Work instructions:
Format each line of the listing below as a JSON list of strings, one string per line, skipping blank lines and leaving out the pictures.

··· Data supplied ···

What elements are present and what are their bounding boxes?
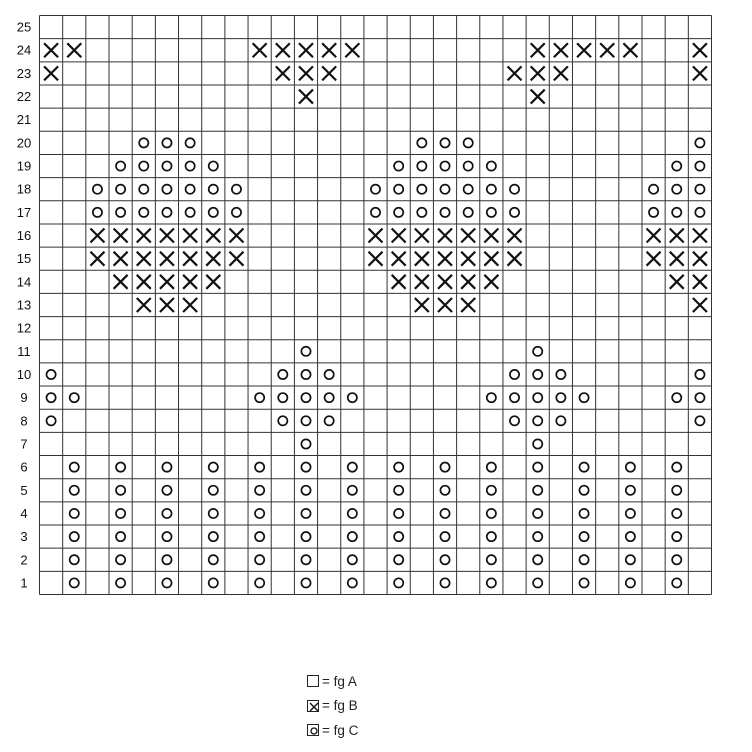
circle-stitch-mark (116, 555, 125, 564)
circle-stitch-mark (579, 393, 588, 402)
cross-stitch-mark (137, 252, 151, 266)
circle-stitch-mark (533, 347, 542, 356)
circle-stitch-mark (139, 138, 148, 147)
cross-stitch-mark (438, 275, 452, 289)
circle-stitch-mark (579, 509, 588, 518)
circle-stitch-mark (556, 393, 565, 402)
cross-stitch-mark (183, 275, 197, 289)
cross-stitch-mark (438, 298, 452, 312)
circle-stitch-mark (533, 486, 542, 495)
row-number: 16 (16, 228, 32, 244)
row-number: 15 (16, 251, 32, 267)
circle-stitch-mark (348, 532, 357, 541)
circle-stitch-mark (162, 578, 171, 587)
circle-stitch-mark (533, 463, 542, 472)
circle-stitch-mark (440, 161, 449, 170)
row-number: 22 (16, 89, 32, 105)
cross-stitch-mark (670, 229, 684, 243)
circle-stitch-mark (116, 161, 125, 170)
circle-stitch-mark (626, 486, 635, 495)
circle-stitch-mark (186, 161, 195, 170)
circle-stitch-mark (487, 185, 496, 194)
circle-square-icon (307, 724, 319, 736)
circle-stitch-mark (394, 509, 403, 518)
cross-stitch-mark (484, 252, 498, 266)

···

Task response:
[
  "What elements are present and what are their bounding boxes?",
  "circle-stitch-mark (116, 555, 125, 564)",
  "circle-stitch-mark (579, 393, 588, 402)",
  "cross-stitch-mark (137, 252, 151, 266)",
  "circle-stitch-mark (533, 347, 542, 356)",
  "circle-stitch-mark (139, 138, 148, 147)",
  "cross-stitch-mark (438, 275, 452, 289)",
  "circle-stitch-mark (579, 509, 588, 518)",
  "circle-stitch-mark (556, 393, 565, 402)",
  "cross-stitch-mark (183, 275, 197, 289)",
  "cross-stitch-mark (438, 298, 452, 312)",
  "circle-stitch-mark (533, 486, 542, 495)",
  "row-number: 16 (16, 228, 32, 244)",
  "row-number: 15 (16, 251, 32, 267)",
  "circle-stitch-mark (348, 532, 357, 541)",
  "circle-stitch-mark (162, 578, 171, 587)",
  "circle-stitch-mark (533, 463, 542, 472)",
  "circle-stitch-mark (440, 161, 449, 170)",
  "row-number: 22 (16, 89, 32, 105)",
  "cross-stitch-mark (670, 229, 684, 243)",
  "circle-stitch-mark (116, 161, 125, 170)",
  "circle-stitch-mark (626, 486, 635, 495)",
  "circle-stitch-mark (186, 161, 195, 170)",
  "circle-stitch-mark (487, 185, 496, 194)",
  "circle-square-icon (307, 724, 319, 736)",
  "circle-stitch-mark (394, 509, 403, 518)",
  "cross-stitch-mark (484, 252, 498, 266)"
]